RECORDS PROVIDED =
########################################

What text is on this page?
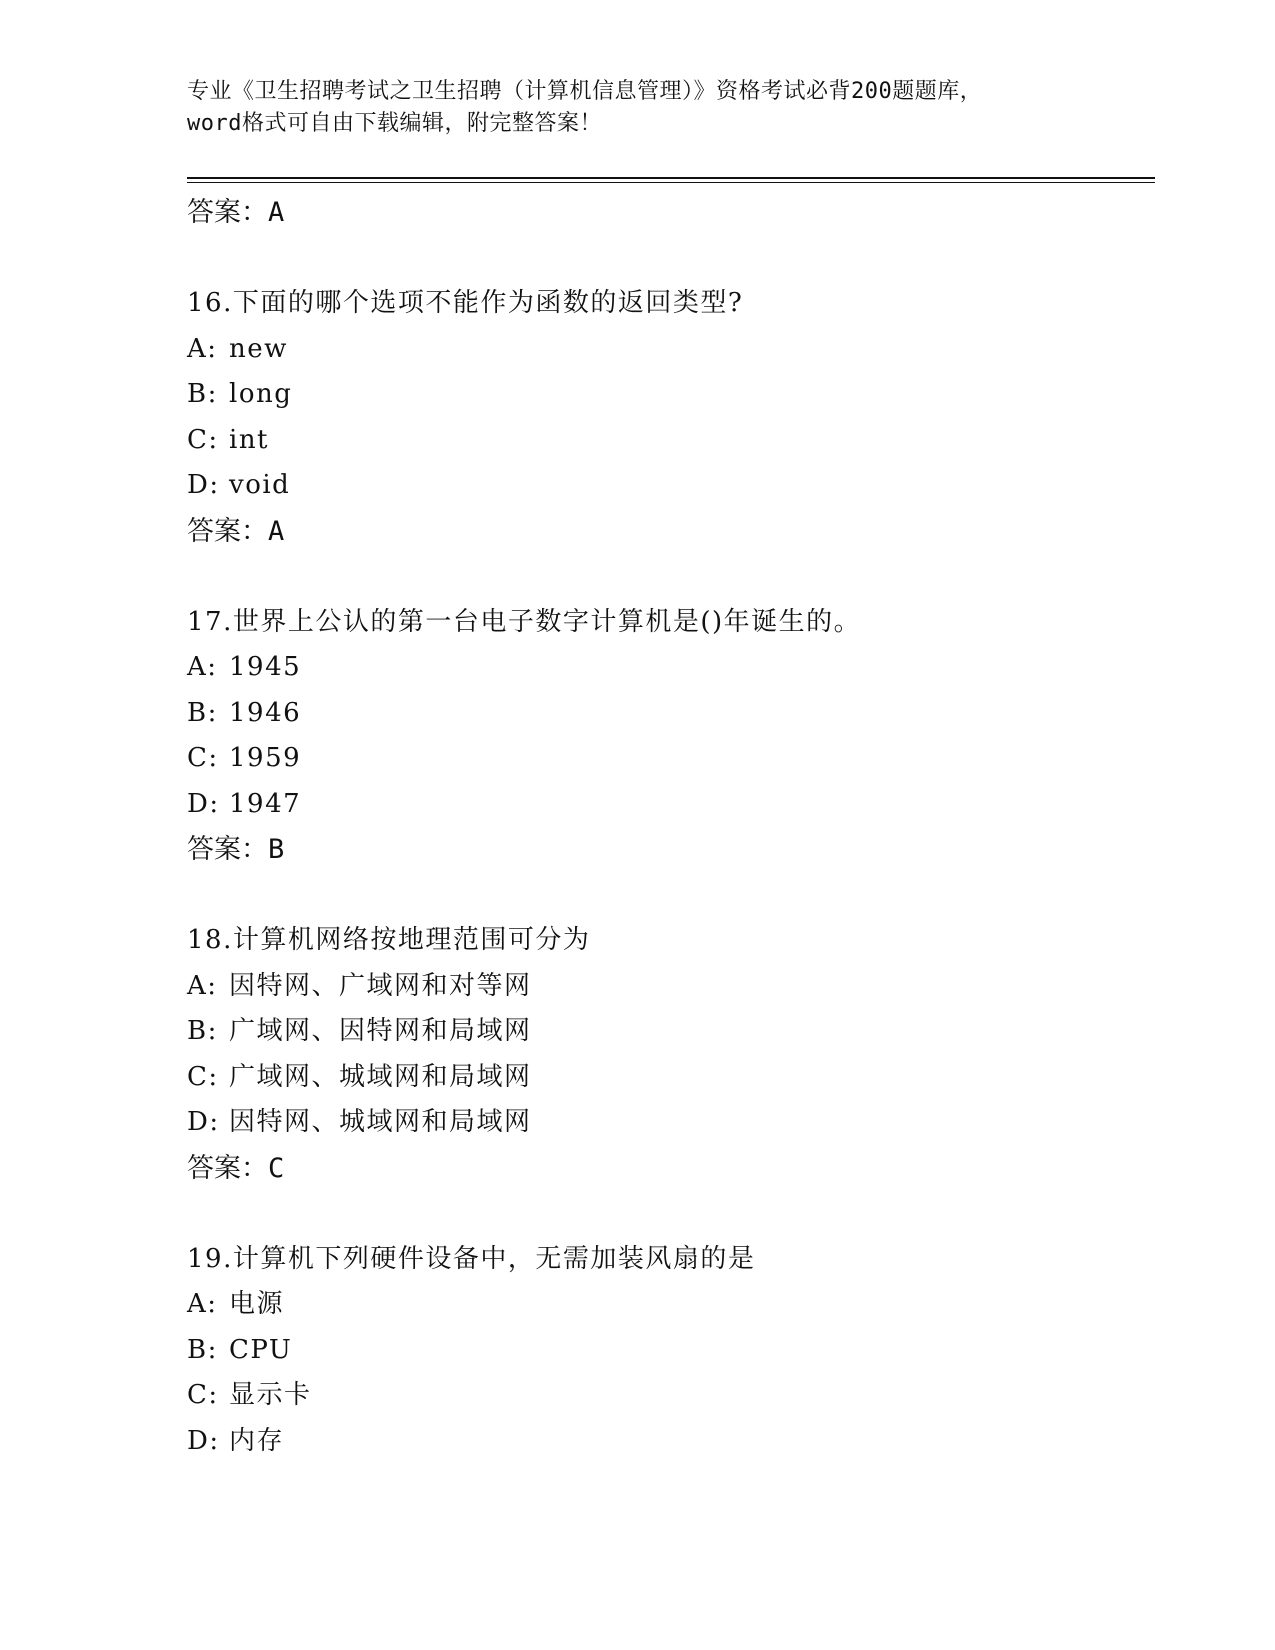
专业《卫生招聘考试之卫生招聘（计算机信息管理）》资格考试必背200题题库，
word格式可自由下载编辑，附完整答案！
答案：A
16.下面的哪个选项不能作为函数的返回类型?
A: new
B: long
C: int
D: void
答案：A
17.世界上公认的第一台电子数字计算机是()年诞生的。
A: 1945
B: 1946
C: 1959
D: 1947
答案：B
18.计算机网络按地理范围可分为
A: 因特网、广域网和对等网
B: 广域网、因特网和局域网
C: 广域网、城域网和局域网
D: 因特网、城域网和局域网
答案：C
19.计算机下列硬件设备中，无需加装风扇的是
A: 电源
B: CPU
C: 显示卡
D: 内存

########################################

GIVEN TASK =
Print the whole listing above once more, word for word, without its pictures.

RESULT FOR THIS TASK =
What text is on this page?
专业《卫生招聘考试之卫生招聘（计算机信息管理）》资格考试必背200题题库，
word格式可自由下载编辑，附完整答案！
答案：A
16.下面的哪个选项不能作为函数的返回类型?
A: new
B: long
C: int
D: void
答案：A
17.世界上公认的第一台电子数字计算机是()年诞生的。
A: 1945
B: 1946
C: 1959
D: 1947
答案：B
18.计算机网络按地理范围可分为
A: 因特网、广域网和对等网
B: 广域网、因特网和局域网
C: 广域网、城域网和局域网
D: 因特网、城域网和局域网
答案：C
19.计算机下列硬件设备中，无需加装风扇的是
A: 电源
B: CPU
C: 显示卡
D: 内存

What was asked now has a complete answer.